* [DOCUMENT SEGMENT]
*** Block opens ***

While the court asserted that other claims in the case, including under the public trust doctrine and Section 15 of the Charter, were rightly dismissed, it disagreed with the determination from Justice Michael Manson of Canada’s Federal Court that the case overall was too political and unprecedented to warrant rejection by the courts. Manson dismissed the suit in an October 2020 ruling.
“Where novel Charter claims test the boundaries of a right, such claims may require a trial in order to understand the nature of the legislation, executive action or regulation and the harm experienced by claimants. This is one of those cases,” Justice Donald J. Rennie wrote in the unanimous appeals court decision. The court explicitly recognized that “the burden of addressing [climate] consequences will disproportionately affect Canadian youth,” and that climate impacts like displacement and loss of culture, food insecurity, and even death, are “widespread and grave.”
“Back on the track to trial”
The court’s decision comes after a hearing earlier this year to determine if the case should go forward. Before the case can move to trial, the court requested that plaintiffs’ attorneys revise the complaint to focus on challenging a particular government action or policy.
“That’s exactly what we’ll do, and once we amend the complaint in that way we are confident that we’ll be back on the track to trial,” Andrea Rodgers, senior litigation attorney at Our Children’s Trust – a nonprofit law firm that spearheads and supports rights-based youth climate lawsuits against governments and is backing the Canadian case – told DeSmog. She said the legal team plans to file the amended complaint early next year. A trial could be scheduled to start sometime in 2025.
An appeal from government defendants to Canada’s Supreme Court is unlikely at this stage, Rodgers said.
“The Government of Canada shares the concerns of Canadians across the country and agrees that climate change is an urgent priority and that there is more to do,” Hannah Boonstra, spokesperson for Environment and Climate Change Canada said in a statement.

*** Block closes ***

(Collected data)
*** Block opens ***

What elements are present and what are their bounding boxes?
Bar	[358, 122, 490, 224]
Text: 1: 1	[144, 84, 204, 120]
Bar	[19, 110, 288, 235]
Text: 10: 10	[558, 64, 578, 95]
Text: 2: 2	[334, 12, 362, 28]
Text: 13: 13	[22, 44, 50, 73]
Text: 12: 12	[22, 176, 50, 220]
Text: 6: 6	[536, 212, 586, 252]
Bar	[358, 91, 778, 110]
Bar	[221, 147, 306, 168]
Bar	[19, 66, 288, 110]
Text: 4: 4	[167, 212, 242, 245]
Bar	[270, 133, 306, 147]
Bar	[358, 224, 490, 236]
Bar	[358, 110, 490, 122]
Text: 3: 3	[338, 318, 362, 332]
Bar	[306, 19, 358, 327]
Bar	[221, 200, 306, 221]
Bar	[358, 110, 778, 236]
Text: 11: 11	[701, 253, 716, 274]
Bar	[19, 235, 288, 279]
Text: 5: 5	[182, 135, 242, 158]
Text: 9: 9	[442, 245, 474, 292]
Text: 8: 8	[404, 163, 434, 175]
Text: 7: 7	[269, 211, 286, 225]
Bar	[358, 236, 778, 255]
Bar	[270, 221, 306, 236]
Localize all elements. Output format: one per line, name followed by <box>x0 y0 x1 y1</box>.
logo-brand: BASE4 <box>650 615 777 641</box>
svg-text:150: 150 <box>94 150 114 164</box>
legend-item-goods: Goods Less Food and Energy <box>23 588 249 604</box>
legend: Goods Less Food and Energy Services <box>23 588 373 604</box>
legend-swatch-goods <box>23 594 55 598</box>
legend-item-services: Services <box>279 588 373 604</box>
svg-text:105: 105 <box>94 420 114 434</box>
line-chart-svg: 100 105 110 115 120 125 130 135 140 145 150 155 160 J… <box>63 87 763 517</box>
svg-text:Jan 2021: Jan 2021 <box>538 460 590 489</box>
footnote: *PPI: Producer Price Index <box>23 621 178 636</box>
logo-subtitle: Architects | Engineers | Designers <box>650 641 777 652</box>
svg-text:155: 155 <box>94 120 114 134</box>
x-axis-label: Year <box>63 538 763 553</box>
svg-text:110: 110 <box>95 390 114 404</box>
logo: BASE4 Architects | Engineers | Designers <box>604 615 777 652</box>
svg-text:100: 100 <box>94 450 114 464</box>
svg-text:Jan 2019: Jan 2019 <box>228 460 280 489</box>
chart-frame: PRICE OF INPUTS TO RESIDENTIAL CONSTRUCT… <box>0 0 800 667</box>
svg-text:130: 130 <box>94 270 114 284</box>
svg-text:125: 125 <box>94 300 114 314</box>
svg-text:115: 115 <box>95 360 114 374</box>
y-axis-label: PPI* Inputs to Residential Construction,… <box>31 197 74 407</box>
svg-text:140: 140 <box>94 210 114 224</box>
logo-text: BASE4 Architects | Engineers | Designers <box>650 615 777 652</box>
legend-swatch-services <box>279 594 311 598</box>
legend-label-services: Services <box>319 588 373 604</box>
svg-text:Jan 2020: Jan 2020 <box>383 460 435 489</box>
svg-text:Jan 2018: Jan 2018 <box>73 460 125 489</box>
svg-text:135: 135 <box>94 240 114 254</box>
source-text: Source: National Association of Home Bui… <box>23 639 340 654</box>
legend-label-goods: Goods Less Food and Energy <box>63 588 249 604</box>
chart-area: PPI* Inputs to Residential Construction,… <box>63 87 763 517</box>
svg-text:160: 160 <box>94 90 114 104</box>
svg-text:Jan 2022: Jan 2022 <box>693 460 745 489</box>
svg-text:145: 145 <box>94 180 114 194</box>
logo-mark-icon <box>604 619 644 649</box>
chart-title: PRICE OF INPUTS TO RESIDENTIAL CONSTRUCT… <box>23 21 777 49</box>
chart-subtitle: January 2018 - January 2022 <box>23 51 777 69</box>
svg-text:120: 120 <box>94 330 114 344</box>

*** Block closes ***

* [PROBLEM SET]
(A) Answer these questions using the climate lawsuit article, marking each answer with its matching numeral:
(i) In what month and year did Justice Michael Manson dismiss the suit?
(ii) Who wrote the unanimous appeals court decision?
(iii) When does the legal team plan to file the amended complaint?
(B) Please list every person named in the climate lawsuit article.
(C) Continue the climate lawsuit article from its final sentence.

* [ANSWER SET]
(A)
(i) October 2020
(ii) Justice Donald J. Rennie
(iii) Early next year

(B)
Michael Manson
Donald J. Rennie
Andrea Rodgers
Hannah Boonstra

(C)
“It is also important to recognize the role that collective action has in addressing climate change, and that young people and Indigenous communities are among those leading the charge toward a cleaner future,” she added. Boonstra said the government would make no further comments since the case is before the courts.
Canada is one of the world’s largest emitters of climate pollution, and ranks as the fourth biggest producer of oil and sixth biggest fossil gas extractor. According to a September “Planet Wreckers” report from Oil Change International, Canada is poised to become the second largest contributor, after the U.S., to cumulative carbon emissions from new oil and gas projects through 2050. Climate Action Tracker rates Canada’s progress towards meeting the goals of the Paris Agreement as “highly insufficient.” The appeals court ruling notes that Canada “has consistently missed the emissions targets it has set for itself” and is “similarly on track to miss its future emissions targets.”
Rodgers said that although the Canadian government acknowledges that climate change endangers its youth, actions speak louder than words.
“The emissions continue to rise, and the pipelines continue to be authorized, and the oil continues to flow,” she said. “That’s why courts need to step in and draw the line on what is constitutionally permissible. Unfulfilled government promises are not going to protect young people from climate change.”